The exercise → Could you output each line of the data that follows exactly?

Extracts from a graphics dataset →
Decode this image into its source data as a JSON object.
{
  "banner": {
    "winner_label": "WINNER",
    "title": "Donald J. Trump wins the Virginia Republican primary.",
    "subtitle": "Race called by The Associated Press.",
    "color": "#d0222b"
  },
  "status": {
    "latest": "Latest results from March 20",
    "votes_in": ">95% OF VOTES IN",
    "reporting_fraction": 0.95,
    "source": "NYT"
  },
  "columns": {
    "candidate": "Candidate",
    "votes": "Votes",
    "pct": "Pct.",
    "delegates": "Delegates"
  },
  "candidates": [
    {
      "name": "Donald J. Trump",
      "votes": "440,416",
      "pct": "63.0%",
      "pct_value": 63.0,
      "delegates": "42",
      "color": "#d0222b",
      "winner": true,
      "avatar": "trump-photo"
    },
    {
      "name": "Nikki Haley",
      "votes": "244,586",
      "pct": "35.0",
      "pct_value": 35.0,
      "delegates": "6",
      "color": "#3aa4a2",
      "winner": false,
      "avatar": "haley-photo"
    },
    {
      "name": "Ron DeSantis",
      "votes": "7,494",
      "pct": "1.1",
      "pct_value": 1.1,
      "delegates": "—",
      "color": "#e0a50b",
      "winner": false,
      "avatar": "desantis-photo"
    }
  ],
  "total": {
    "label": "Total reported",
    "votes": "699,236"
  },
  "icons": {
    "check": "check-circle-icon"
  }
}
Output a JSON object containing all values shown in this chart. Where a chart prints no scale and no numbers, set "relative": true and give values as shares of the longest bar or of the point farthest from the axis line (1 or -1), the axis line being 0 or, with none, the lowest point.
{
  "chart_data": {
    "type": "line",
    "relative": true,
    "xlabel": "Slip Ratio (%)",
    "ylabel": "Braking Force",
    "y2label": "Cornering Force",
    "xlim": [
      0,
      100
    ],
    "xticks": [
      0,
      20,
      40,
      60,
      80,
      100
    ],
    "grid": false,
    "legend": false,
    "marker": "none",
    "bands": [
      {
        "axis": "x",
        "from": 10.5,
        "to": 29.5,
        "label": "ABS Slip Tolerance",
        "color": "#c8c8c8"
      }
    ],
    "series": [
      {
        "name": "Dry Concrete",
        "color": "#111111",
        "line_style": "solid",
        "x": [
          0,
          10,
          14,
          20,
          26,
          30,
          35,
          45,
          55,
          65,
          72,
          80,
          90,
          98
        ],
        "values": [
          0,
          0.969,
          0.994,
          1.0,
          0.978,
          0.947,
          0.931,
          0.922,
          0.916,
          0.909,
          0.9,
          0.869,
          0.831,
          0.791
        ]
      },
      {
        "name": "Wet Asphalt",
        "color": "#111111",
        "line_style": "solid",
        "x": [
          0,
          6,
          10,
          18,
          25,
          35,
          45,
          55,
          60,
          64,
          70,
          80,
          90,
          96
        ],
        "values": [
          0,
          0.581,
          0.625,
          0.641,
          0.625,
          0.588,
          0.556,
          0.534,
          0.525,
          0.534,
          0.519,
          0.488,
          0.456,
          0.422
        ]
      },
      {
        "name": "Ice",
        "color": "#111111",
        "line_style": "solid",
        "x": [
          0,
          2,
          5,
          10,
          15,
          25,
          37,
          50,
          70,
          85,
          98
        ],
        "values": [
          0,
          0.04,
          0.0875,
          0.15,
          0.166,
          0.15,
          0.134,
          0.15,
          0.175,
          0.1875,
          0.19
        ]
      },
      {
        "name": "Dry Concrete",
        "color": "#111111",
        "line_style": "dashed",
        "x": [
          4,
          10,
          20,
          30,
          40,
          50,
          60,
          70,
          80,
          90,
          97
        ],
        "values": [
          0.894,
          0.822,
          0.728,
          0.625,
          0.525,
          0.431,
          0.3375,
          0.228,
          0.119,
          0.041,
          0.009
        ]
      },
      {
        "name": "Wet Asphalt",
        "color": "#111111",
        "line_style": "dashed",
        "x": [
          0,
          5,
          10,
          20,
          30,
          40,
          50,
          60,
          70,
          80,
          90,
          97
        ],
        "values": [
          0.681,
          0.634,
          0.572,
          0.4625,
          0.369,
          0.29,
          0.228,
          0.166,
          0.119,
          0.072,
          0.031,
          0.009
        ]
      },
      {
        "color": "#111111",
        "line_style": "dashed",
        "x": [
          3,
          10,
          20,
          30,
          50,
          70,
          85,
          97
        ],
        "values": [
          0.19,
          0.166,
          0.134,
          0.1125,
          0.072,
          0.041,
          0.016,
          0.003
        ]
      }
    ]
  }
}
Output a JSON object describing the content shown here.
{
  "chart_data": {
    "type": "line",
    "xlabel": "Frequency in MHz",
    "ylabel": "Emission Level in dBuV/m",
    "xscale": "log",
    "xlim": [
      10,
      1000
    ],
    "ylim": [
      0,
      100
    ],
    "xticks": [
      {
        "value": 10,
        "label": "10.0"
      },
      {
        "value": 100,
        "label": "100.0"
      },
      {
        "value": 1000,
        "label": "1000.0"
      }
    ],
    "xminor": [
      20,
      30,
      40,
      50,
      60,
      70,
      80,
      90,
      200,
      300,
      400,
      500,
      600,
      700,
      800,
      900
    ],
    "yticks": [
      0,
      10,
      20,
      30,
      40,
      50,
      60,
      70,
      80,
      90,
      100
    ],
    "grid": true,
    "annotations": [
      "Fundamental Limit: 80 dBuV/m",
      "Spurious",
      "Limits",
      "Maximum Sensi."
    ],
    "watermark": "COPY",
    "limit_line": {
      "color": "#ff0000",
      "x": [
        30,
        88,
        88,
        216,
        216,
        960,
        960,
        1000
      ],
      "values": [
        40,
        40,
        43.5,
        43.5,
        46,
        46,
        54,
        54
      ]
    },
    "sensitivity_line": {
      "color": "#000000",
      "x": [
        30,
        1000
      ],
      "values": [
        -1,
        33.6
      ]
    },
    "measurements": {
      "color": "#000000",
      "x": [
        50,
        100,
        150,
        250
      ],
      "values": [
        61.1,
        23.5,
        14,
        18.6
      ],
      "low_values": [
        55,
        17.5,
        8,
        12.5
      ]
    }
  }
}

Finished answer →
Decode this image into its source data as a JSON object.
{
  "banner": {
    "winner_label": "WINNER",
    "title": "Donald J. Trump wins the Virginia Republican primary.",
    "subtitle": "Race called by The Associated Press.",
    "color": "#d0222b"
  },
  "status": {
    "latest": "Latest results from March 20",
    "votes_in": ">95% OF VOTES IN",
    "reporting_fraction": 0.95,
    "source": "NYT"
  },
  "columns": {
    "candidate": "Candidate",
    "votes": "Votes",
    "pct": "Pct.",
    "delegates": "Delegates"
  },
  "candidates": [
    {
      "name": "Donald J. Trump",
      "votes": "440,416",
      "pct": "63.0%",
      "pct_value": 63.0,
      "delegates": "42",
      "color": "#d0222b",
      "winner": true,
      "avatar": "trump-photo"
    },
    {
      "name": "Nikki Haley",
      "votes": "244,586",
      "pct": "35.0",
      "pct_value": 35.0,
      "delegates": "6",
      "color": "#3aa4a2",
      "winner": false,
      "avatar": "haley-photo"
    },
    {
      "name": "Ron DeSantis",
      "votes": "7,494",
      "pct": "1.1",
      "pct_value": 1.1,
      "delegates": "—",
      "color": "#e0a50b",
      "winner": false,
      "avatar": "desantis-photo"
    }
  ],
  "total": {
    "label": "Total reported",
    "votes": "699,236"
  },
  "icons": {
    "check": "check-circle-icon"
  }
}
Output a JSON object containing all values shown in this chart. Where a chart prints no scale and no numbers, set "relative": true and give values as shares of the longest bar or of the point farthest from the axis line (1 or -1), the axis line being 0 or, with none, the lowest point.
{
  "chart_data": {
    "type": "line",
    "relative": true,
    "xlabel": "Slip Ratio (%)",
    "ylabel": "Braking Force",
    "y2label": "Cornering Force",
    "xlim": [
      0,
      100
    ],
    "xticks": [
      0,
      20,
      40,
      60,
      80,
      100
    ],
    "grid": false,
    "legend": false,
    "marker": "none",
    "bands": [
      {
        "axis": "x",
        "from": 10.5,
        "to": 29.5,
        "label": "ABS Slip Tolerance",
        "color": "#c8c8c8"
      }
    ],
    "series": [
      {
        "name": "Dry Concrete",
        "color": "#111111",
        "line_style": "solid",
        "x": [
          0,
          10,
          14,
          20,
          26,
          30,
          35,
          45,
          55,
          65,
          72,
          80,
          90,
          98
        ],
        "values": [
          0,
          0.969,
          0.994,
          1.0,
          0.978,
          0.947,
          0.931,
          0.922,
          0.916,
          0.909,
          0.9,
          0.869,
          0.831,
          0.791
        ]
      },
      {
        "name": "Wet Asphalt",
        "color": "#111111",
        "line_style": "solid",
        "x": [
          0,
          6,
          10,
          18,
          25,
          35,
          45,
          55,
          60,
          64,
          70,
          80,
          90,
          96
        ],
        "values": [
          0,
          0.581,
          0.625,
          0.641,
          0.625,
          0.588,
          0.556,
          0.534,
          0.525,
          0.534,
          0.519,
          0.488,
          0.456,
          0.422
        ]
      },
      {
        "name": "Ice",
        "color": "#111111",
        "line_style": "solid",
        "x": [
          0,
          2,
          5,
          10,
          15,
          25,
          37,
          50,
          70,
          85,
          98
        ],
        "values": [
          0,
          0.04,
          0.0875,
          0.15,
          0.166,
          0.15,
          0.134,
          0.15,
          0.175,
          0.1875,
          0.19
        ]
      },
      {
        "name": "Dry Concrete",
        "color": "#111111",
        "line_style": "dashed",
        "x": [
          4,
          10,
          20,
          30,
          40,
          50,
          60,
          70,
          80,
          90,
          97
        ],
        "values": [
          0.894,
          0.822,
          0.728,
          0.625,
          0.525,
          0.431,
          0.3375,
          0.228,
          0.119,
          0.041,
          0.009
        ]
      },
      {
        "name": "Wet Asphalt",
        "color": "#111111",
        "line_style": "dashed",
        "x": [
          0,
          5,
          10,
          20,
          30,
          40,
          50,
          60,
          70,
          80,
          90,
          97
        ],
        "values": [
          0.681,
          0.634,
          0.572,
          0.4625,
          0.369,
          0.29,
          0.228,
          0.166,
          0.119,
          0.072,
          0.031,
          0.009
        ]
      },
      {
        "color": "#111111",
        "line_style": "dashed",
        "x": [
          3,
          10,
          20,
          30,
          50,
          70,
          85,
          97
        ],
        "values": [
          0.19,
          0.166,
          0.134,
          0.1125,
          0.072,
          0.041,
          0.016,
          0.003
        ]
      }
    ]
  }
}
Output a JSON object describing the content shown here.
{
  "chart_data": {
    "type": "line",
    "xlabel": "Frequency in MHz",
    "ylabel": "Emission Level in dBuV/m",
    "xscale": "log",
    "xlim": [
      10,
      1000
    ],
    "ylim": [
      0,
      100
    ],
    "xticks": [
      {
        "value": 10,
        "label": "10.0"
      },
      {
        "value": 100,
        "label": "100.0"
      },
      {
        "value": 1000,
        "label": "1000.0"
      }
    ],
    "xminor": [
      20,
      30,
      40,
      50,
      60,
      70,
      80,
      90,
      200,
      300,
      400,
      500,
      600,
      700,
      800,
      900
    ],
    "yticks": [
      0,
      10,
      20,
      30,
      40,
      50,
      60,
      70,
      80,
      90,
      100
    ],
    "grid": true,
    "annotations": [
      "Fundamental Limit: 80 dBuV/m",
      "Spurious",
      "Limits",
      "Maximum Sensi."
    ],
    "watermark": "COPY",
    "limit_line": {
      "color": "#ff0000",
      "x": [
        30,
        88,
        88,
        216,
        216,
        960,
        960,
        1000
      ],
      "values": [
        40,
        40,
        43.5,
        43.5,
        46,
        46,
        54,
        54
      ]
    },
    "sensitivity_line": {
      "color": "#000000",
      "x": [
        30,
        1000
      ],
      "values": [
        -1,
        33.6
      ]
    },
    "measurements": {
      "color": "#000000",
      "x": [
        50,
        100,
        150,
        250
      ],
      "values": [
        61.1,
        23.5,
        14,
        18.6
      ],
      "low_values": [
        55,
        17.5,
        8,
        12.5
      ]
    }
  }
}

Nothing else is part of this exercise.